Recorded data
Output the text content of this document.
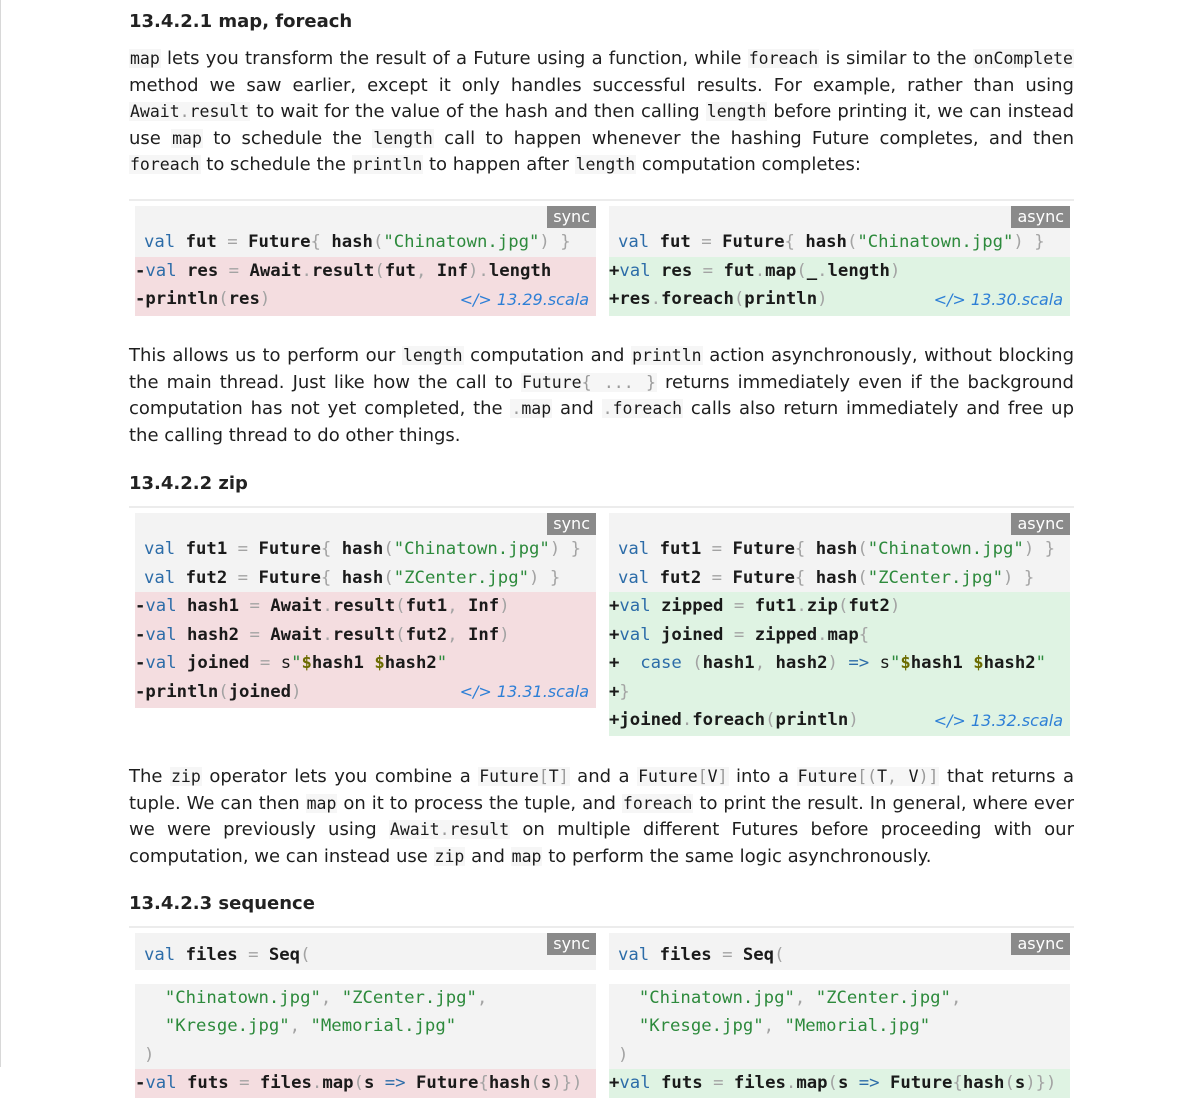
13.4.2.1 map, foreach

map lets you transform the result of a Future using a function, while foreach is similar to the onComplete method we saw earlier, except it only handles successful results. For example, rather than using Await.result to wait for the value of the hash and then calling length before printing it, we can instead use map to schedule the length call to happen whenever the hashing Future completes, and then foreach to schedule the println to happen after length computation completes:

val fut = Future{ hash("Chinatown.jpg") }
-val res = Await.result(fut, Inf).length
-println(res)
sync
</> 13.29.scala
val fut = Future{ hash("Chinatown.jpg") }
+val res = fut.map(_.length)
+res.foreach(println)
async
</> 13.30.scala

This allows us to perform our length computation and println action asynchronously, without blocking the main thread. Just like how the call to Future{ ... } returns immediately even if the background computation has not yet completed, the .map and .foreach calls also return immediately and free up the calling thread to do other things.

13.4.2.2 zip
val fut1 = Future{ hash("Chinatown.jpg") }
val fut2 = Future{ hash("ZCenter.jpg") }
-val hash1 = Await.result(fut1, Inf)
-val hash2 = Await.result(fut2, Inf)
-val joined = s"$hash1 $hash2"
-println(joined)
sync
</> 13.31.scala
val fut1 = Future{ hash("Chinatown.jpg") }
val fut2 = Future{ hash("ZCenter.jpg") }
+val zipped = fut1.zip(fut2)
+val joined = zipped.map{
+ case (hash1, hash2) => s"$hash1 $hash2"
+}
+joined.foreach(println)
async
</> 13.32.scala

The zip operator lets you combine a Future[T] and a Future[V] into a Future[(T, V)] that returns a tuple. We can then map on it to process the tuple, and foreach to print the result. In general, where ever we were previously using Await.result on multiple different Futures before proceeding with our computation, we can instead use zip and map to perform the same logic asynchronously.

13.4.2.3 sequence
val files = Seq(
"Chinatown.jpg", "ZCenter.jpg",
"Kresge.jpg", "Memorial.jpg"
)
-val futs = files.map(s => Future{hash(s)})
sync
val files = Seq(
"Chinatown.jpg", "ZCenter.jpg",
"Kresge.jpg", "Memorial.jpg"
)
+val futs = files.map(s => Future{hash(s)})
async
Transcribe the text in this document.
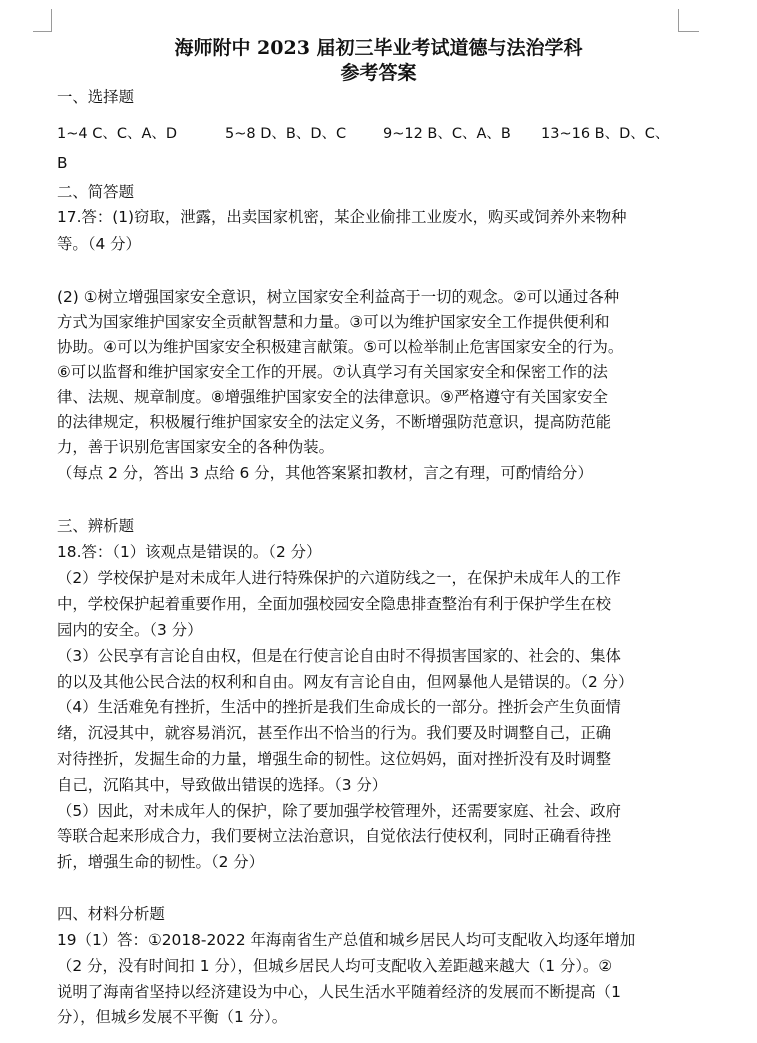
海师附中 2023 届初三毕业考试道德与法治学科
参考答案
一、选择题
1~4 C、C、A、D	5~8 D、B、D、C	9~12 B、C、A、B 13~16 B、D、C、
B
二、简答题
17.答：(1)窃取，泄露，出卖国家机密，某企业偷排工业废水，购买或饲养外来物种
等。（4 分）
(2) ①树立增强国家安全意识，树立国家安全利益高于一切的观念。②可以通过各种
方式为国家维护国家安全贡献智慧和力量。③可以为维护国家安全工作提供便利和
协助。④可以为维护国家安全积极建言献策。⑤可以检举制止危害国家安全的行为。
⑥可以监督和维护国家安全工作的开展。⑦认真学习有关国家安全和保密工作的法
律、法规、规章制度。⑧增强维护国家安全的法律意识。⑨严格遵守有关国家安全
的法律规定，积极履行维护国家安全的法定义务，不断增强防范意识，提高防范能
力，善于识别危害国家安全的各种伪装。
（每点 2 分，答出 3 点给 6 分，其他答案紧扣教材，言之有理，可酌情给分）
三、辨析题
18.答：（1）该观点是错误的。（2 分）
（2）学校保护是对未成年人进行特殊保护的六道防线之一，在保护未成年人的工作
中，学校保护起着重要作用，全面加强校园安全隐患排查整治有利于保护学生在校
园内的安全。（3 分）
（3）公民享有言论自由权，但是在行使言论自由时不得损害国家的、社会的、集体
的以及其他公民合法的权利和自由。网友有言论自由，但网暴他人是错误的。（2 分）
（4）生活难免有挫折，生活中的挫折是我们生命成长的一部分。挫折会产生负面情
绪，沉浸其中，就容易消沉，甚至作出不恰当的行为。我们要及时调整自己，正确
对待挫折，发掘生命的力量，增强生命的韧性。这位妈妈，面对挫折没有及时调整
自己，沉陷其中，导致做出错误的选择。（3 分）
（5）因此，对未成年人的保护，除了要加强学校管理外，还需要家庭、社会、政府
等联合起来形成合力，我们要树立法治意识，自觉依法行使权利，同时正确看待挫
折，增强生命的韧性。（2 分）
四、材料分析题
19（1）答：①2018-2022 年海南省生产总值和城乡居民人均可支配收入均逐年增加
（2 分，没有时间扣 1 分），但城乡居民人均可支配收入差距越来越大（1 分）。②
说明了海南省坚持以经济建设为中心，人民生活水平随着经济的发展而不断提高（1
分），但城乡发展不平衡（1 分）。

◆ EXERCISE DIRECTIONS: The records above need to be restated word for word, with the pictures left out.

◆ THE OUTPUT:
Output the text content of this document.
13.4.2.1 map, foreach

map lets you transform the result of a Future using a function, while foreach is similar to the onComplete method we saw earlier, except it only handles successful results. For example, rather than using Await.result to wait for the value of the hash and then calling length before printing it, we can instead use map to schedule the length call to happen whenever the hashing Future completes, and then foreach to schedule the println to happen after length computation completes:

val fut = Future{ hash("Chinatown.jpg") }
-val res = Await.result(fut, Inf).length
-println(res)
sync
</> 13.29.scala
val fut = Future{ hash("Chinatown.jpg") }
+val res = fut.map(_.length)
+res.foreach(println)
async
</> 13.30.scala

This allows us to perform our length computation and println action asynchronously, without blocking the main thread. Just like how the call to Future{ ... } returns immediately even if the background computation has not yet completed, the .map and .foreach calls also return immediately and free up the calling thread to do other things.

13.4.2.2 zip
val fut1 = Future{ hash("Chinatown.jpg") }
val fut2 = Future{ hash("ZCenter.jpg") }
-val hash1 = Await.result(fut1, Inf)
-val hash2 = Await.result(fut2, Inf)
-val joined = s"$hash1 $hash2"
-println(joined)
sync
</> 13.31.scala
val fut1 = Future{ hash("Chinatown.jpg") }
val fut2 = Future{ hash("ZCenter.jpg") }
+val zipped = fut1.zip(fut2)
+val joined = zipped.map{
+ case (hash1, hash2) => s"$hash1 $hash2"
+}
+joined.foreach(println)
async
</> 13.32.scala

The zip operator lets you combine a Future[T] and a Future[V] into a Future[(T, V)] that returns a tuple. We can then map on it to process the tuple, and foreach to print the result. In general, where ever we were previously using Await.result on multiple different Futures before proceeding with our computation, we can instead use zip and map to perform the same logic asynchronously.

13.4.2.3 sequence
val files = Seq(
"Chinatown.jpg", "ZCenter.jpg",
"Kresge.jpg", "Memorial.jpg"
)
-val futs = files.map(s => Future{hash(s)})
sync
val files = Seq(
"Chinatown.jpg", "ZCenter.jpg",
"Kresge.jpg", "Memorial.jpg"
)
+val futs = files.map(s => Future{hash(s)})
async
Transcribe the text in this document.
海师附中 2023 届初三毕业考试道德与法治学科
参考答案
一、选择题
1~4 C、C、A、D	5~8 D、B、D、C	9~12 B、C、A、B 13~16 B、D、C、
B
二、简答题
17.答：(1)窃取，泄露，出卖国家机密，某企业偷排工业废水，购买或饲养外来物种
等。（4 分）
(2) ①树立增强国家安全意识，树立国家安全利益高于一切的观念。②可以通过各种
方式为国家维护国家安全贡献智慧和力量。③可以为维护国家安全工作提供便利和
协助。④可以为维护国家安全积极建言献策。⑤可以检举制止危害国家安全的行为。
⑥可以监督和维护国家安全工作的开展。⑦认真学习有关国家安全和保密工作的法
律、法规、规章制度。⑧增强维护国家安全的法律意识。⑨严格遵守有关国家安全
的法律规定，积极履行维护国家安全的法定义务，不断增强防范意识，提高防范能
力，善于识别危害国家安全的各种伪装。
（每点 2 分，答出 3 点给 6 分，其他答案紧扣教材，言之有理，可酌情给分）
三、辨析题
18.答：（1）该观点是错误的。（2 分）
（2）学校保护是对未成年人进行特殊保护的六道防线之一，在保护未成年人的工作
中，学校保护起着重要作用，全面加强校园安全隐患排查整治有利于保护学生在校
园内的安全。（3 分）
（3）公民享有言论自由权，但是在行使言论自由时不得损害国家的、社会的、集体
的以及其他公民合法的权利和自由。网友有言论自由，但网暴他人是错误的。（2 分）
（4）生活难免有挫折，生活中的挫折是我们生命成长的一部分。挫折会产生负面情
绪，沉浸其中，就容易消沉，甚至作出不恰当的行为。我们要及时调整自己，正确
对待挫折，发掘生命的力量，增强生命的韧性。这位妈妈，面对挫折没有及时调整
自己，沉陷其中，导致做出错误的选择。（3 分）
（5）因此，对未成年人的保护，除了要加强学校管理外，还需要家庭、社会、政府
等联合起来形成合力，我们要树立法治意识，自觉依法行使权利，同时正确看待挫
折，增强生命的韧性。（2 分）
四、材料分析题
19（1）答：①2018-2022 年海南省生产总值和城乡居民人均可支配收入均逐年增加
（2 分，没有时间扣 1 分），但城乡居民人均可支配收入差距越来越大（1 分）。②
说明了海南省坚持以经济建设为中心，人民生活水平随着经济的发展而不断提高（1
分），但城乡发展不平衡（1 分）。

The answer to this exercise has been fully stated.